[Records from a data source]
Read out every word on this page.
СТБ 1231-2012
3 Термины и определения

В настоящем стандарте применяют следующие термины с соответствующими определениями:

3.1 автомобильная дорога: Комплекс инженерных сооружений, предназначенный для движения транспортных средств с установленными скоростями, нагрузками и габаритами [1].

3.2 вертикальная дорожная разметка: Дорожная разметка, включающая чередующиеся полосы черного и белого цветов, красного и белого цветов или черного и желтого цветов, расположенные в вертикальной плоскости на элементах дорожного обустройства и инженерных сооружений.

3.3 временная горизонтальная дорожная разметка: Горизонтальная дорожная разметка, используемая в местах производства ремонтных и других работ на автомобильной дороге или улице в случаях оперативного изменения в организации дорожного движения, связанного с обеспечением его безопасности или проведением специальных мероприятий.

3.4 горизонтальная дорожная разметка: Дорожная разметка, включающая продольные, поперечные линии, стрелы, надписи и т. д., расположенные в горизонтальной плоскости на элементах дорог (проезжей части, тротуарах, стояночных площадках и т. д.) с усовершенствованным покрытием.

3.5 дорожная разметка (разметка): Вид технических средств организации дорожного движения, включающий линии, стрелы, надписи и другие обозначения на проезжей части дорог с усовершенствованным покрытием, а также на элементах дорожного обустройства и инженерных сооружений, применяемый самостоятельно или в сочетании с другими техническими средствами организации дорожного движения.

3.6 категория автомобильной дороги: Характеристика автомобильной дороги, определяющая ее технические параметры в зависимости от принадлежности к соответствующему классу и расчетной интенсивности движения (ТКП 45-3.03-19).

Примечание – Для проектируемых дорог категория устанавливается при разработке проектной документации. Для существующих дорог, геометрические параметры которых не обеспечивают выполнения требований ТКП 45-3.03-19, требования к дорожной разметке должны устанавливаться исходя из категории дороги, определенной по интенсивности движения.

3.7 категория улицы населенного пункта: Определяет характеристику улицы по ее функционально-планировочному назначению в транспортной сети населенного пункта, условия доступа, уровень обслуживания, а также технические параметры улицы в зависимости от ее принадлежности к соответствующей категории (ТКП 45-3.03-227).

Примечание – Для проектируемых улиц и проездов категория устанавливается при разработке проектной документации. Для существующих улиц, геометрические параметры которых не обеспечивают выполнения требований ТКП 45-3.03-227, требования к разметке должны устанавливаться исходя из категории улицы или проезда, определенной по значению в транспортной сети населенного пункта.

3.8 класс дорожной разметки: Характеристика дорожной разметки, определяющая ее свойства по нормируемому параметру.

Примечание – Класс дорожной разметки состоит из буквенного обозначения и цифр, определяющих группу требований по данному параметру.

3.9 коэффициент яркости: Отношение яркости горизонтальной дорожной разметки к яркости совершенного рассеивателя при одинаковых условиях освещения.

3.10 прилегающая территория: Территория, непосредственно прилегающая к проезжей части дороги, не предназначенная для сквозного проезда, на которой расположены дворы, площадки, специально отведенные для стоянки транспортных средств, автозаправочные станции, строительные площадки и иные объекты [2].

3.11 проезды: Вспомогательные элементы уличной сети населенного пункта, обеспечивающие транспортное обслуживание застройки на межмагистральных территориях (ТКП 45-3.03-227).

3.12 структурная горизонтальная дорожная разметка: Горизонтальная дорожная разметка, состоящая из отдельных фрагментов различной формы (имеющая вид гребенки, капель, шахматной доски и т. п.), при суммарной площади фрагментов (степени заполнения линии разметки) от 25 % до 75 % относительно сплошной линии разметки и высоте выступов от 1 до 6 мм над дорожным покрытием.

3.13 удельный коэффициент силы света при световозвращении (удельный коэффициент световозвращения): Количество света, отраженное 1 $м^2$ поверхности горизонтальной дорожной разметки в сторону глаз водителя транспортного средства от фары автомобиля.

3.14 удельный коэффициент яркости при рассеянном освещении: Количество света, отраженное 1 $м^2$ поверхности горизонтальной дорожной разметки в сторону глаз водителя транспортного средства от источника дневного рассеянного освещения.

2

AIM – Tally how many lines of the records hold the word "транспортного". Answer with the number only.

EXPECTED ANSWER – 2